List the lines of this listing that hold the word "beautiful".
++++ Materials provided ++++
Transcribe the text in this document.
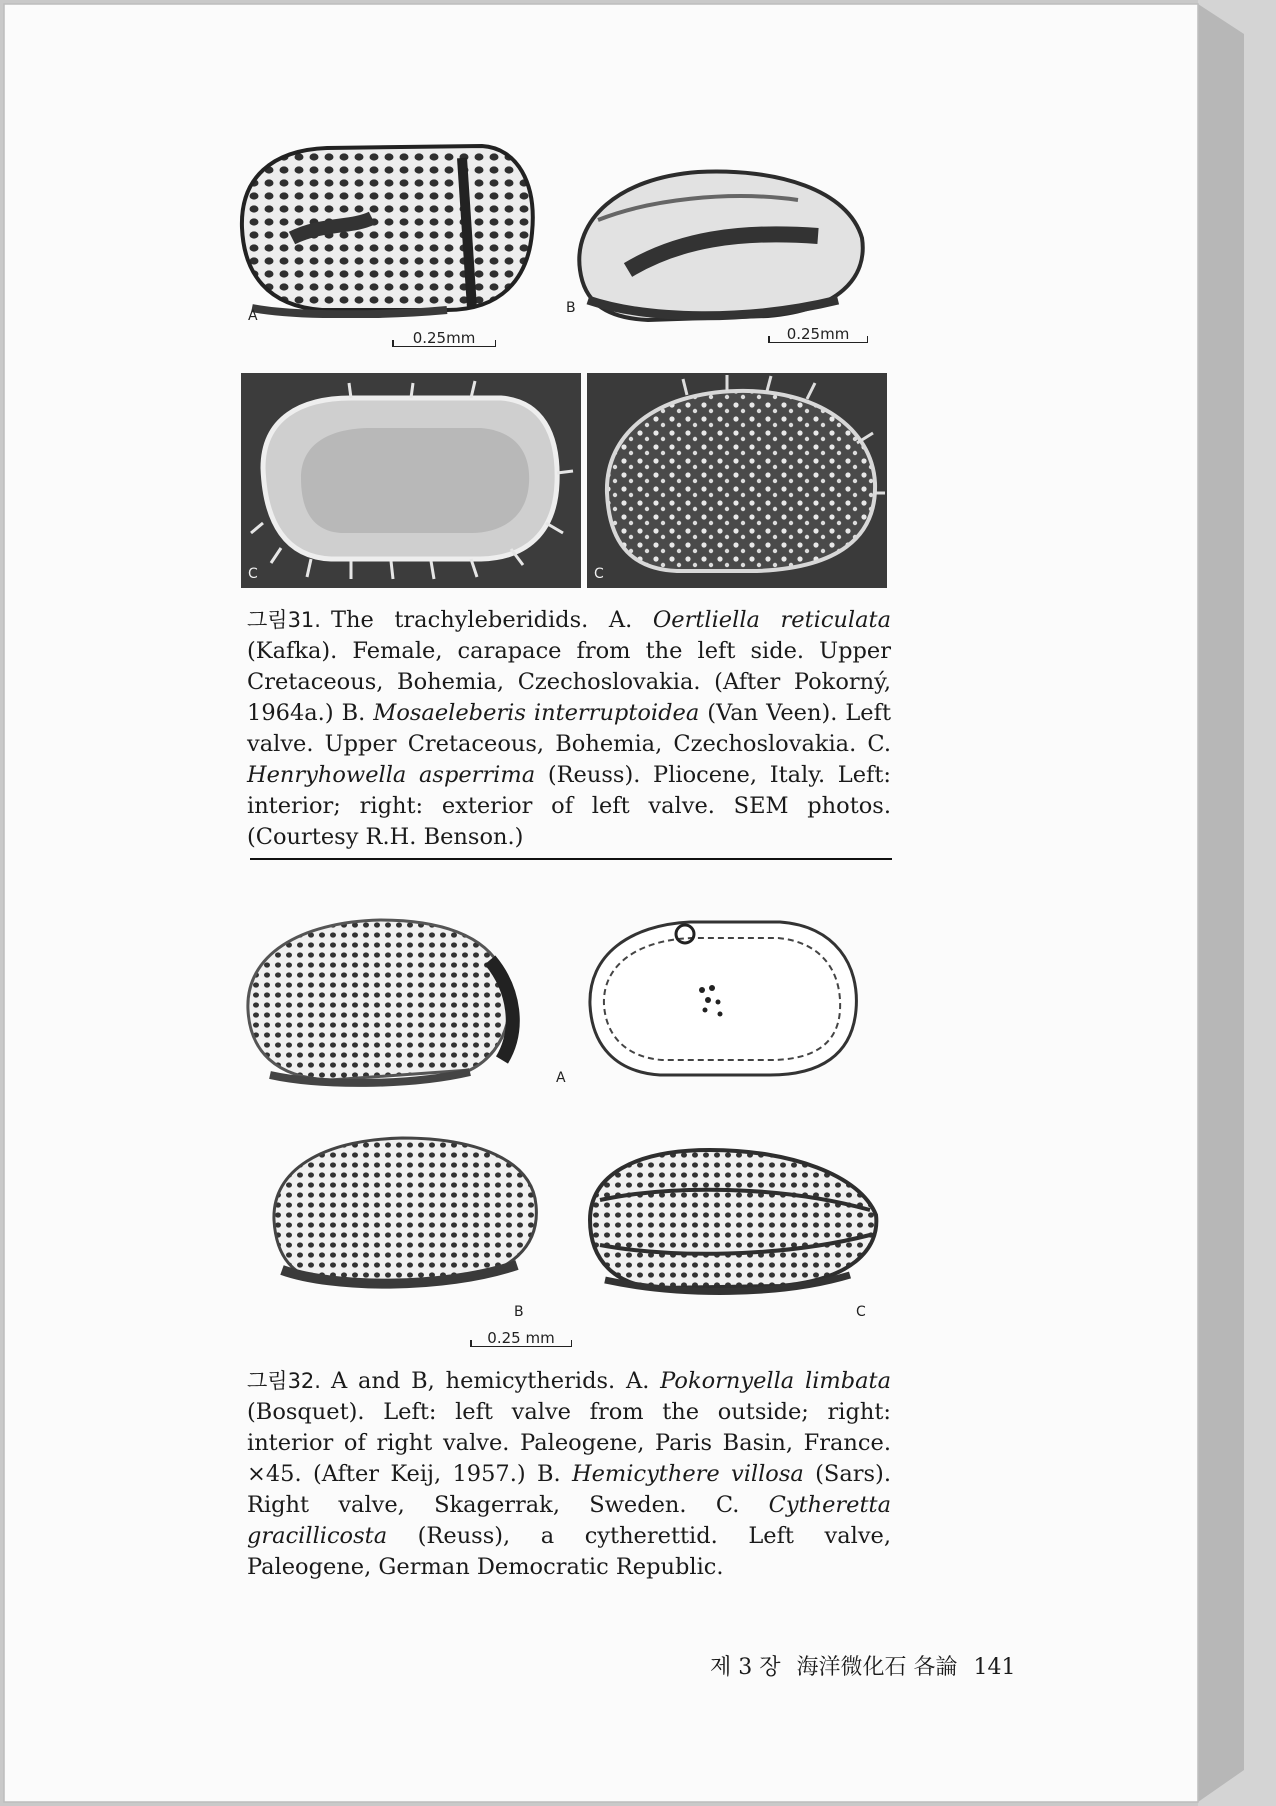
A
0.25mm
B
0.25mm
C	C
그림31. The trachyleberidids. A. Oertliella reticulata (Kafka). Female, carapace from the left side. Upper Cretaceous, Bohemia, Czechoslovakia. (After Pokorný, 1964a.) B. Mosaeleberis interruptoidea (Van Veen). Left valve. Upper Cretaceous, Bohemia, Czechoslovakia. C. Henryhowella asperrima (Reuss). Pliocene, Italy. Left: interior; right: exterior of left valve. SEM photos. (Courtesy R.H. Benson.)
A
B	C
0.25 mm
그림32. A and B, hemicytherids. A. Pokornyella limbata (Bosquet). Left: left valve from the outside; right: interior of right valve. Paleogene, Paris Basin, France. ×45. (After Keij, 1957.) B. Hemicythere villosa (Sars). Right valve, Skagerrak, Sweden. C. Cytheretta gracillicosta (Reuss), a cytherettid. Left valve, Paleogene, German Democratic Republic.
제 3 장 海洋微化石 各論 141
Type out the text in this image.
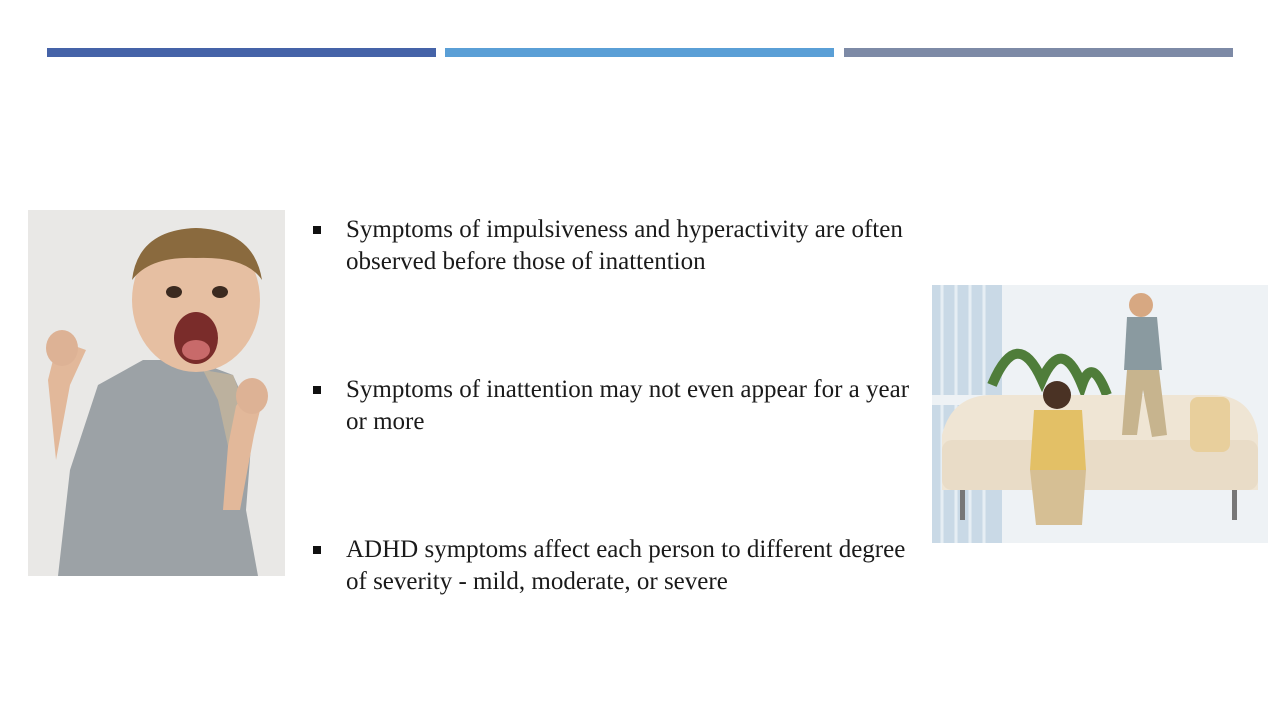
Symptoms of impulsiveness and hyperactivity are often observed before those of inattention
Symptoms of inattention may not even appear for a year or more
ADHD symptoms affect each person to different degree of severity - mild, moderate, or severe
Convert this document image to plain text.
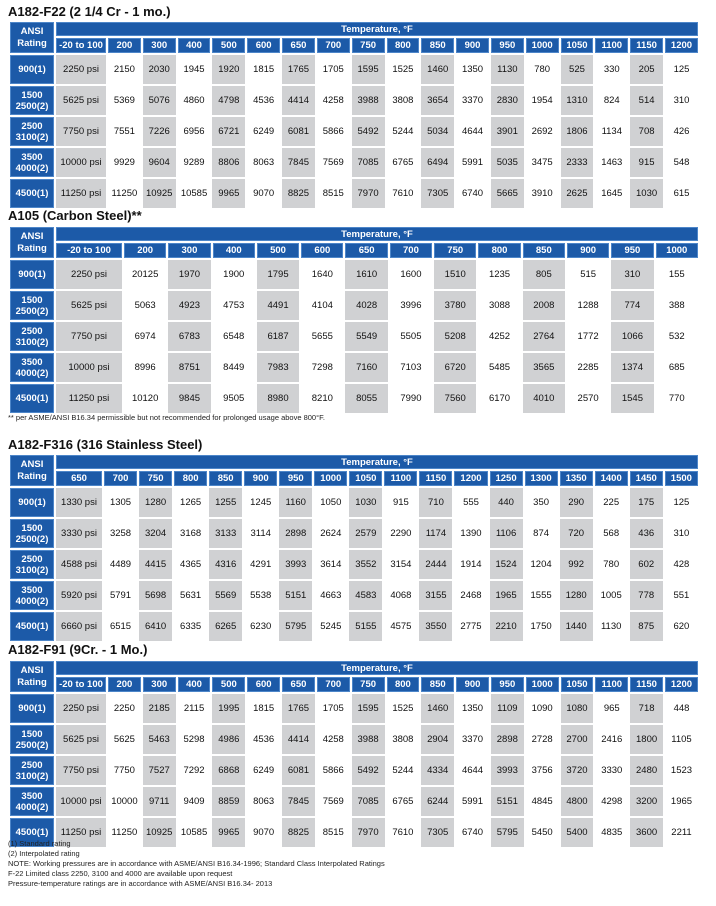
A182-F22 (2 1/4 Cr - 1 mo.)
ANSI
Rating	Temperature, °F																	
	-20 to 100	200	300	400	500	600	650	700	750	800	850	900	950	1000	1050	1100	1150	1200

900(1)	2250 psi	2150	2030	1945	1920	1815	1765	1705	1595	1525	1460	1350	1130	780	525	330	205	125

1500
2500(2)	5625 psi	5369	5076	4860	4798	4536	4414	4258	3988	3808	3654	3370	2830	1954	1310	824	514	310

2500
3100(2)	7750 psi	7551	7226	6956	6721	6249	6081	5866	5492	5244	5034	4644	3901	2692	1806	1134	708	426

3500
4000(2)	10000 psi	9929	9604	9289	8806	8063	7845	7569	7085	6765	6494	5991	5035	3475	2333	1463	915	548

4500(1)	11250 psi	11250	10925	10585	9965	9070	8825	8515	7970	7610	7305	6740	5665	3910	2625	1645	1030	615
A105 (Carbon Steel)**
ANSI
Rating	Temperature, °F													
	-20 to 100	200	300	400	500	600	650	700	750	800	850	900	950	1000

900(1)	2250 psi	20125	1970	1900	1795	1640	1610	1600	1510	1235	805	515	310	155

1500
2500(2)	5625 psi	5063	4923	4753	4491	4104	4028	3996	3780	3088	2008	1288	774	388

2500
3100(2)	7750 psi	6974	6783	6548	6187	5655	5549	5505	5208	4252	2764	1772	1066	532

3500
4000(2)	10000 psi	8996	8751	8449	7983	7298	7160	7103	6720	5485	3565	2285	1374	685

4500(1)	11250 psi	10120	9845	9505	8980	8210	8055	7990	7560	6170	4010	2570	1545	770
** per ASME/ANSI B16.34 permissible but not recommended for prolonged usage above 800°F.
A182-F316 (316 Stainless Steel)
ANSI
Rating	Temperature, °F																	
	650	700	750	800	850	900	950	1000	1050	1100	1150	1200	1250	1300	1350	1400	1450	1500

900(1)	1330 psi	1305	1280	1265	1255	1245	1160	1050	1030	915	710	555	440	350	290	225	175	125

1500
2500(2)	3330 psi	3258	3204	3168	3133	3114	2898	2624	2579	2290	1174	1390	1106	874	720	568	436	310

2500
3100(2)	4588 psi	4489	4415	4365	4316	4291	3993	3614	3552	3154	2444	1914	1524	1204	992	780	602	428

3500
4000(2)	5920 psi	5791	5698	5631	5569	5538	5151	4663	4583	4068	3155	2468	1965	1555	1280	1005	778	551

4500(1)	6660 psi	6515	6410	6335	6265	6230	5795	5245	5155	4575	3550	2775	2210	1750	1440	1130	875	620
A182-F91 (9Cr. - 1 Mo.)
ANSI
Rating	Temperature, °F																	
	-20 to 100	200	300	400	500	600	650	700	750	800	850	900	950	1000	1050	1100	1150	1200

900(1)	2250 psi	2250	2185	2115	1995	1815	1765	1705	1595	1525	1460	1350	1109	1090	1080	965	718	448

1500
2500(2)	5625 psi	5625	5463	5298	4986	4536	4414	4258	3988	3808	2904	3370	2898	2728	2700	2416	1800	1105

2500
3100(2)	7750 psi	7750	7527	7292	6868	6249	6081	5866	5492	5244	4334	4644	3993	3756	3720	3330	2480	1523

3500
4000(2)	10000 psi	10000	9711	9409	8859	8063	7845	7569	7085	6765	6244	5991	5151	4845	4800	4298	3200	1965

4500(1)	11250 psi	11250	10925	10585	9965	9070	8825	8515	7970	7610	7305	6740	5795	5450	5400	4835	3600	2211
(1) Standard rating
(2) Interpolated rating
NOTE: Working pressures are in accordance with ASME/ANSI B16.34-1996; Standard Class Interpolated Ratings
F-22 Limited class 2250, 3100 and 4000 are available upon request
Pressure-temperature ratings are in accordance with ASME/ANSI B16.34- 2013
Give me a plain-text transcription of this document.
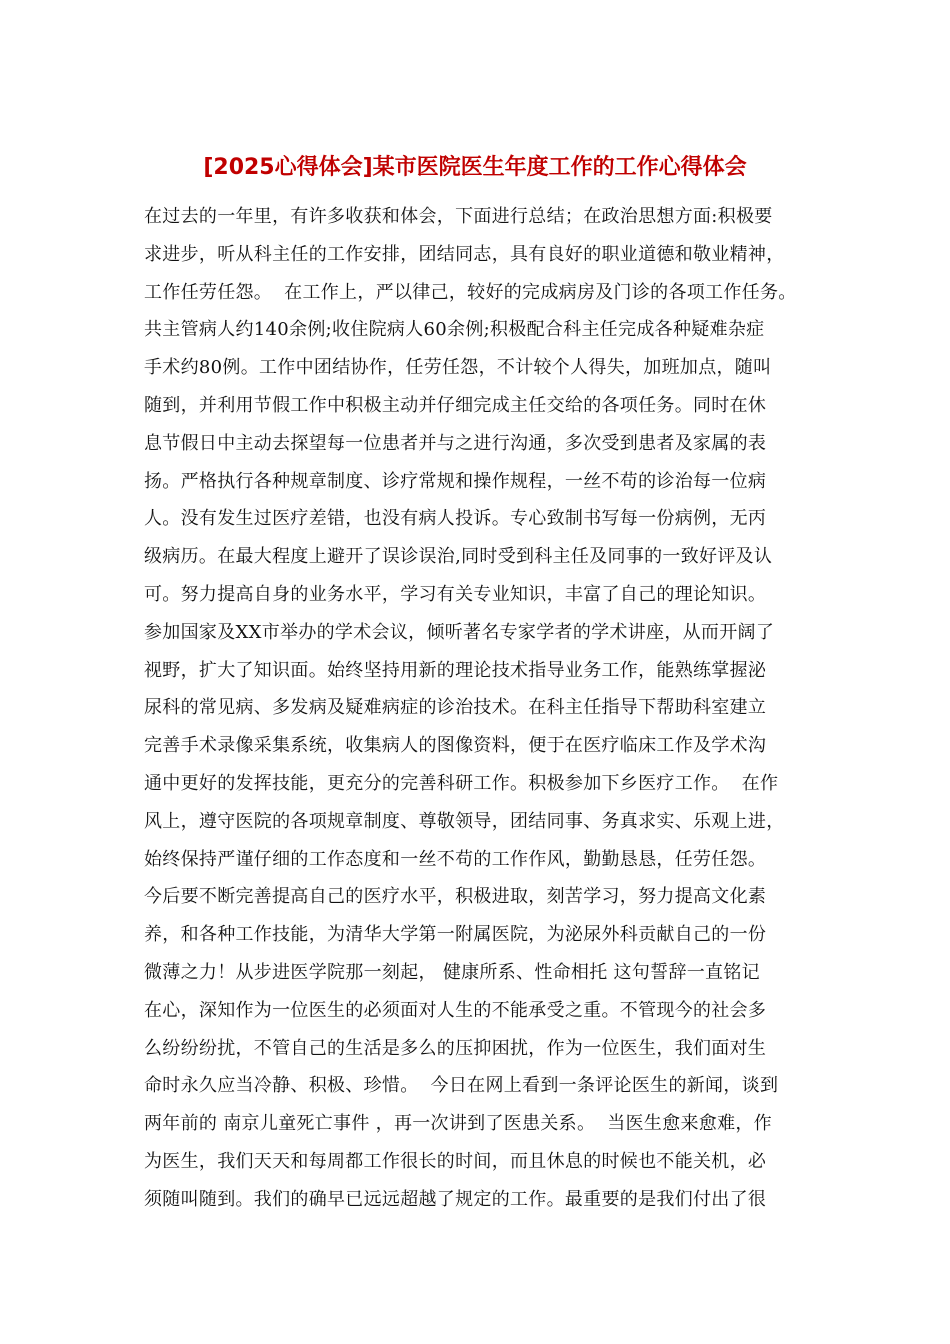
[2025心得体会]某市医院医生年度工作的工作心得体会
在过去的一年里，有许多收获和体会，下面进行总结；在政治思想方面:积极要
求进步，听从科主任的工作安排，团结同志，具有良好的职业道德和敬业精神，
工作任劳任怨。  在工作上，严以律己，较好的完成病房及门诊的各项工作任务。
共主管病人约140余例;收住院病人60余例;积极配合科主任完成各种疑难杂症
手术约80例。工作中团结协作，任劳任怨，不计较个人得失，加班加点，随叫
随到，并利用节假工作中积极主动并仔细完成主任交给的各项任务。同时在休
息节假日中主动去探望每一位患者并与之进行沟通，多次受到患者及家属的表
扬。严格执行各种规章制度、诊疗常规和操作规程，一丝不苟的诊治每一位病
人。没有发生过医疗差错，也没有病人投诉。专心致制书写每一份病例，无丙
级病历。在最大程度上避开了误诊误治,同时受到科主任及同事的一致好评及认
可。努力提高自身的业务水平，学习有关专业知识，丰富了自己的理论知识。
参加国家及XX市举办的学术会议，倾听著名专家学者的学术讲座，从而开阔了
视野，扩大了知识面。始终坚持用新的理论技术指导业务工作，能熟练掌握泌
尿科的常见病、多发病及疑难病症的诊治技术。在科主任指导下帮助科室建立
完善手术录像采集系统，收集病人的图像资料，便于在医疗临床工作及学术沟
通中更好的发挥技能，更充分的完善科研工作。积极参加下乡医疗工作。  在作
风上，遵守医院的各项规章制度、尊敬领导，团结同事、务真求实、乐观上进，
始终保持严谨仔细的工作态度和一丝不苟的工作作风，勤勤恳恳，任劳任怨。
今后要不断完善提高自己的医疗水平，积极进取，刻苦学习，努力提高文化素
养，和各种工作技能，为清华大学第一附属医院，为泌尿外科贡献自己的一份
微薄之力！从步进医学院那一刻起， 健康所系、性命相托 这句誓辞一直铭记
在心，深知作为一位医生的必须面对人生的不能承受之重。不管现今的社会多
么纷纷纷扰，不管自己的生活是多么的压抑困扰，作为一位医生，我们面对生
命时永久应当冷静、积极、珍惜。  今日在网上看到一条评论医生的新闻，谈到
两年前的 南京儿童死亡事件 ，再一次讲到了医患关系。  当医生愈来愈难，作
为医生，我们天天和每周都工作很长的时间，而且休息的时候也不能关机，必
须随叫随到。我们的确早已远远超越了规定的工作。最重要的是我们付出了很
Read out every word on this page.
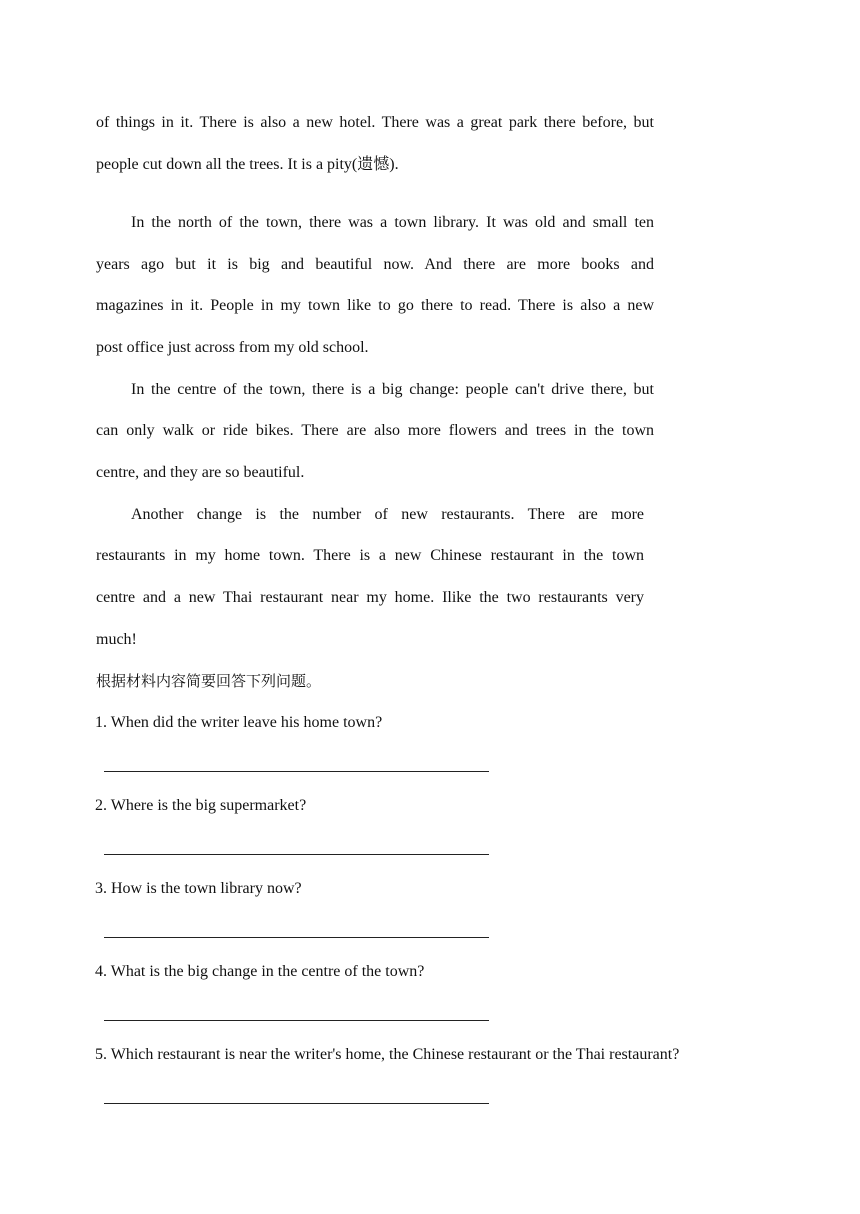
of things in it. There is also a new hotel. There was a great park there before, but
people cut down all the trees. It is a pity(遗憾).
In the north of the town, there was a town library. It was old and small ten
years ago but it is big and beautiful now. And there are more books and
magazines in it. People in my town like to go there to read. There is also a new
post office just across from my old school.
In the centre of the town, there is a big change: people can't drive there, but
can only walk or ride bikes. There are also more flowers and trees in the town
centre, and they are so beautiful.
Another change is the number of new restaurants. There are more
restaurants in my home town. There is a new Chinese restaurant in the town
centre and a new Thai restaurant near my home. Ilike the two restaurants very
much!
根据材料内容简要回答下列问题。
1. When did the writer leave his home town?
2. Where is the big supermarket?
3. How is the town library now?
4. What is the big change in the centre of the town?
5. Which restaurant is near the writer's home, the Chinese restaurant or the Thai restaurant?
++++
• Response to this task:
years ago but it is big and beautiful now. And there are more books and
centre, and they are so beautiful.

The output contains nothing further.